- _Stated exercise_
Quote every line as given.

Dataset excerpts
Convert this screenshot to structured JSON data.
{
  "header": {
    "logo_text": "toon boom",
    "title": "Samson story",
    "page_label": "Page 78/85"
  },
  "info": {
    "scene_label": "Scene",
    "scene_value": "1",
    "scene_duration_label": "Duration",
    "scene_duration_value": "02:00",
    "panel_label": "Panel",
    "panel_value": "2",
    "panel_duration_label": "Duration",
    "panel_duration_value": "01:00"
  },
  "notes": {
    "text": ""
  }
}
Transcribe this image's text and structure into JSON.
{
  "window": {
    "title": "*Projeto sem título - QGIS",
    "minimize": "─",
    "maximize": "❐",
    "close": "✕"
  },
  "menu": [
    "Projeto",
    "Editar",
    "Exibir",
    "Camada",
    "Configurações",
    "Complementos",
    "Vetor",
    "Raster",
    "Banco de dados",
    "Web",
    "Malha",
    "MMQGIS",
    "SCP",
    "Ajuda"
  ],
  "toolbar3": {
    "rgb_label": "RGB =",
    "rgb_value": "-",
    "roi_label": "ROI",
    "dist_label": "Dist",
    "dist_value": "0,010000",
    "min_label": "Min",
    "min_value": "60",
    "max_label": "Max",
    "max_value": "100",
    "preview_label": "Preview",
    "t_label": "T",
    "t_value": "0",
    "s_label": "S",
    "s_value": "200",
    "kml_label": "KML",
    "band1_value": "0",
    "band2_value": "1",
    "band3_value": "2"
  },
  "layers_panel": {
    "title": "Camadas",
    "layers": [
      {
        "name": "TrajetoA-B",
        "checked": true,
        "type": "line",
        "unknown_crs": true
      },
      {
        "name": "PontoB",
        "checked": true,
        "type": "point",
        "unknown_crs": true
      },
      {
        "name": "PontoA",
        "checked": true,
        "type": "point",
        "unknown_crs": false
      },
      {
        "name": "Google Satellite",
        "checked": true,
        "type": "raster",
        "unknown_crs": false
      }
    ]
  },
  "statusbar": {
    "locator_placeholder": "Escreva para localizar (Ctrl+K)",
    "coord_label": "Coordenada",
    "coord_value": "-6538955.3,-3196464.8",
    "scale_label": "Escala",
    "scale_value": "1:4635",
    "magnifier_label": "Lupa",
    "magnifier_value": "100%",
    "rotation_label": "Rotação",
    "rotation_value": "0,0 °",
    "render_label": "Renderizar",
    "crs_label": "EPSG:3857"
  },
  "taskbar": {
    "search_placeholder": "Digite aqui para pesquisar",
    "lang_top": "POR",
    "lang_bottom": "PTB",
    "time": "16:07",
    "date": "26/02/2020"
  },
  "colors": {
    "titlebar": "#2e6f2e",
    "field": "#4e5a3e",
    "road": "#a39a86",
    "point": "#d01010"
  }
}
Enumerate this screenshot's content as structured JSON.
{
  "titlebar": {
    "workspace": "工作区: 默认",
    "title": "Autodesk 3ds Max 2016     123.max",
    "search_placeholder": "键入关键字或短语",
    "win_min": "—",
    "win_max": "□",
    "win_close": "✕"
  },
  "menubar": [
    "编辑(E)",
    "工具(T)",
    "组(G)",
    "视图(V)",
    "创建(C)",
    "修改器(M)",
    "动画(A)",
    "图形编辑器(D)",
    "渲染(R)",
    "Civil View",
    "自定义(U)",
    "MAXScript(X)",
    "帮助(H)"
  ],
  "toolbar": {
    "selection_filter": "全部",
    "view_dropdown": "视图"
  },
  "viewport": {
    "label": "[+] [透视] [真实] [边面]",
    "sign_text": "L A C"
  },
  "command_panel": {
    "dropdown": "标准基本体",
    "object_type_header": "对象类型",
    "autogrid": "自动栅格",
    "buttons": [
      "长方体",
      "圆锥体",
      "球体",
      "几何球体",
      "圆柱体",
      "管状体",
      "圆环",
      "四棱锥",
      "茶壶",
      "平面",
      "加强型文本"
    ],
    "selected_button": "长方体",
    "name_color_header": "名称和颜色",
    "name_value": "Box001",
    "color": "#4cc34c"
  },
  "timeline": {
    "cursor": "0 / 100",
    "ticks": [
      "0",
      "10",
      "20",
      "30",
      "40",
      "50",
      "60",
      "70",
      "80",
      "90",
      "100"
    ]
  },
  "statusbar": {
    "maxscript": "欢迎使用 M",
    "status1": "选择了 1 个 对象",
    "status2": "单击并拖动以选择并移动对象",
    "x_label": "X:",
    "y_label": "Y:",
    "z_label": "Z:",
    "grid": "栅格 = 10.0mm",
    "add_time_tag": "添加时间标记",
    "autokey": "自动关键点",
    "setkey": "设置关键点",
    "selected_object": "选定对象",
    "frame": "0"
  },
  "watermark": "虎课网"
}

- _Correct response_
Convert this screenshot to structured JSON data.
{
  "header": {
    "logo_text": "toon boom",
    "title": "Samson story",
    "page_label": "Page 78/85"
  },
  "info": {
    "scene_label": "Scene",
    "scene_value": "1",
    "scene_duration_label": "Duration",
    "scene_duration_value": "02:00",
    "panel_label": "Panel",
    "panel_value": "2",
    "panel_duration_label": "Duration",
    "panel_duration_value": "01:00"
  },
  "notes": {
    "text": ""
  }
}
Transcribe this image's text and structure into JSON.
{
  "window": {
    "title": "*Projeto sem título - QGIS",
    "minimize": "─",
    "maximize": "❐",
    "close": "✕"
  },
  "menu": [
    "Projeto",
    "Editar",
    "Exibir",
    "Camada",
    "Configurações",
    "Complementos",
    "Vetor",
    "Raster",
    "Banco de dados",
    "Web",
    "Malha",
    "MMQGIS",
    "SCP",
    "Ajuda"
  ],
  "toolbar3": {
    "rgb_label": "RGB =",
    "rgb_value": "-",
    "roi_label": "ROI",
    "dist_label": "Dist",
    "dist_value": "0,010000",
    "min_label": "Min",
    "min_value": "60",
    "max_label": "Max",
    "max_value": "100",
    "preview_label": "Preview",
    "t_label": "T",
    "t_value": "0",
    "s_label": "S",
    "s_value": "200",
    "kml_label": "KML",
    "band1_value": "0",
    "band2_value": "1",
    "band3_value": "2"
  },
  "layers_panel": {
    "title": "Camadas",
    "layers": [
      {
        "name": "TrajetoA-B",
        "checked": true,
        "type": "line",
        "unknown_crs": true
      },
      {
        "name": "PontoB",
        "checked": true,
        "type": "point",
        "unknown_crs": true
      },
      {
        "name": "PontoA",
        "checked": true,
        "type": "point",
        "unknown_crs": false
      },
      {
        "name": "Google Satellite",
        "checked": true,
        "type": "raster",
        "unknown_crs": false
      }
    ]
  },
  "statusbar": {
    "locator_placeholder": "Escreva para localizar (Ctrl+K)",
    "coord_label": "Coordenada",
    "coord_value": "-6538955.3,-3196464.8",
    "scale_label": "Escala",
    "scale_value": "1:4635",
    "magnifier_label": "Lupa",
    "magnifier_value": "100%",
    "rotation_label": "Rotação",
    "rotation_value": "0,0 °",
    "render_label": "Renderizar",
    "crs_label": "EPSG:3857"
  },
  "taskbar": {
    "search_placeholder": "Digite aqui para pesquisar",
    "lang_top": "POR",
    "lang_bottom": "PTB",
    "time": "16:07",
    "date": "26/02/2020"
  },
  "colors": {
    "titlebar": "#2e6f2e",
    "field": "#4e5a3e",
    "road": "#a39a86",
    "point": "#d01010"
  }
}
Enumerate this screenshot's content as structured JSON.
{
  "titlebar": {
    "workspace": "工作区: 默认",
    "title": "Autodesk 3ds Max 2016     123.max",
    "search_placeholder": "键入关键字或短语",
    "win_min": "—",
    "win_max": "□",
    "win_close": "✕"
  },
  "menubar": [
    "编辑(E)",
    "工具(T)",
    "组(G)",
    "视图(V)",
    "创建(C)",
    "修改器(M)",
    "动画(A)",
    "图形编辑器(D)",
    "渲染(R)",
    "Civil View",
    "自定义(U)",
    "MAXScript(X)",
    "帮助(H)"
  ],
  "toolbar": {
    "selection_filter": "全部",
    "view_dropdown": "视图"
  },
  "viewport": {
    "label": "[+] [透视] [真实] [边面]",
    "sign_text": "L A C"
  },
  "command_panel": {
    "dropdown": "标准基本体",
    "object_type_header": "对象类型",
    "autogrid": "自动栅格",
    "buttons": [
      "长方体",
      "圆锥体",
      "球体",
      "几何球体",
      "圆柱体",
      "管状体",
      "圆环",
      "四棱锥",
      "茶壶",
      "平面",
      "加强型文本"
    ],
    "selected_button": "长方体",
    "name_color_header": "名称和颜色",
    "name_value": "Box001",
    "color": "#4cc34c"
  },
  "timeline": {
    "cursor": "0 / 100",
    "ticks": [
      "0",
      "10",
      "20",
      "30",
      "40",
      "50",
      "60",
      "70",
      "80",
      "90",
      "100"
    ]
  },
  "statusbar": {
    "maxscript": "欢迎使用 M",
    "status1": "选择了 1 个 对象",
    "status2": "单击并拖动以选择并移动对象",
    "x_label": "X:",
    "y_label": "Y:",
    "z_label": "Z:",
    "grid": "栅格 = 10.0mm",
    "add_time_tag": "添加时间标记",
    "autokey": "自动关键点",
    "setkey": "设置关键点",
    "selected_object": "选定对象",
    "frame": "0"
  },
  "watermark": "虎课网"
}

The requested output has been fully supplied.